Return the records that follow, matching each one exactly.

Figure dataset records:
....................
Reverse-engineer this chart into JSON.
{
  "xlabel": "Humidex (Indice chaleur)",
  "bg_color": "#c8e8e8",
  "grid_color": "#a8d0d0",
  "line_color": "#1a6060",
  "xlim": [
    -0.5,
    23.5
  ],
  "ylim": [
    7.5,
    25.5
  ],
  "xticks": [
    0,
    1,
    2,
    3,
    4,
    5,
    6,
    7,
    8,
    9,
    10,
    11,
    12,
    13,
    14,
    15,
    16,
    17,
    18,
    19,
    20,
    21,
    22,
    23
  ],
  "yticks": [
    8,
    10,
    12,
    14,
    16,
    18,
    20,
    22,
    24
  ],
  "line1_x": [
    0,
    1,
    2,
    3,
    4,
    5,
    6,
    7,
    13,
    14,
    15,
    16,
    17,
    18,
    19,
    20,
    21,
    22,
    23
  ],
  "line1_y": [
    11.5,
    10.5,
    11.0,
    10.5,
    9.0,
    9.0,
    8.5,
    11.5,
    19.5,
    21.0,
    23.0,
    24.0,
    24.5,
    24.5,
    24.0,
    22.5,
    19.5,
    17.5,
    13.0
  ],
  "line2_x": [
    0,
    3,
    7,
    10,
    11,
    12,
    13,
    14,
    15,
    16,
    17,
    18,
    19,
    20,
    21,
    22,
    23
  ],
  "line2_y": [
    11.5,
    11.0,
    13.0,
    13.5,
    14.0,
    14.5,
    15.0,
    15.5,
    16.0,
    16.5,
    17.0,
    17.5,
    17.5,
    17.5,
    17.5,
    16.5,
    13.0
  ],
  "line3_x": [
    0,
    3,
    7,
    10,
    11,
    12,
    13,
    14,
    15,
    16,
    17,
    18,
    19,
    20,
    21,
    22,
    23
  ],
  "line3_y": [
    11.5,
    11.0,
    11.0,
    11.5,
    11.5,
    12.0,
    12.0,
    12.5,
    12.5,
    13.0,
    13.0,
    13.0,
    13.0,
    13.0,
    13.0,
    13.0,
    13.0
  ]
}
....................
## Correct result
Reverse-engineer this chart into JSON.
{
  "xlabel": "Humidex (Indice chaleur)",
  "bg_color": "#c8e8e8",
  "grid_color": "#a8d0d0",
  "line_color": "#1a6060",
  "xlim": [
    -0.5,
    23.5
  ],
  "ylim": [
    7.5,
    25.5
  ],
  "xticks": [
    0,
    1,
    2,
    3,
    4,
    5,
    6,
    7,
    8,
    9,
    10,
    11,
    12,
    13,
    14,
    15,
    16,
    17,
    18,
    19,
    20,
    21,
    22,
    23
  ],
  "yticks": [
    8,
    10,
    12,
    14,
    16,
    18,
    20,
    22,
    24
  ],
  "line1_x": [
    0,
    1,
    2,
    3,
    4,
    5,
    6,
    7,
    13,
    14,
    15,
    16,
    17,
    18,
    19,
    20,
    21,
    22,
    23
  ],
  "line1_y": [
    11.5,
    10.5,
    11.0,
    10.5,
    9.0,
    9.0,
    8.5,
    11.5,
    19.5,
    21.0,
    23.0,
    24.0,
    24.5,
    24.5,
    24.0,
    22.5,
    19.5,
    17.5,
    13.0
  ],
  "line2_x": [
    0,
    3,
    7,
    10,
    11,
    12,
    13,
    14,
    15,
    16,
    17,
    18,
    19,
    20,
    21,
    22,
    23
  ],
  "line2_y": [
    11.5,
    11.0,
    13.0,
    13.5,
    14.0,
    14.5,
    15.0,
    15.5,
    16.0,
    16.5,
    17.0,
    17.5,
    17.5,
    17.5,
    17.5,
    16.5,
    13.0
  ],
  "line3_x": [
    0,
    3,
    7,
    10,
    11,
    12,
    13,
    14,
    15,
    16,
    17,
    18,
    19,
    20,
    21,
    22,
    23
  ],
  "line3_y": [
    11.5,
    11.0,
    11.0,
    11.5,
    11.5,
    12.0,
    12.0,
    12.5,
    12.5,
    13.0,
    13.0,
    13.0,
    13.0,
    13.0,
    13.0,
    13.0,
    13.0
  ]
}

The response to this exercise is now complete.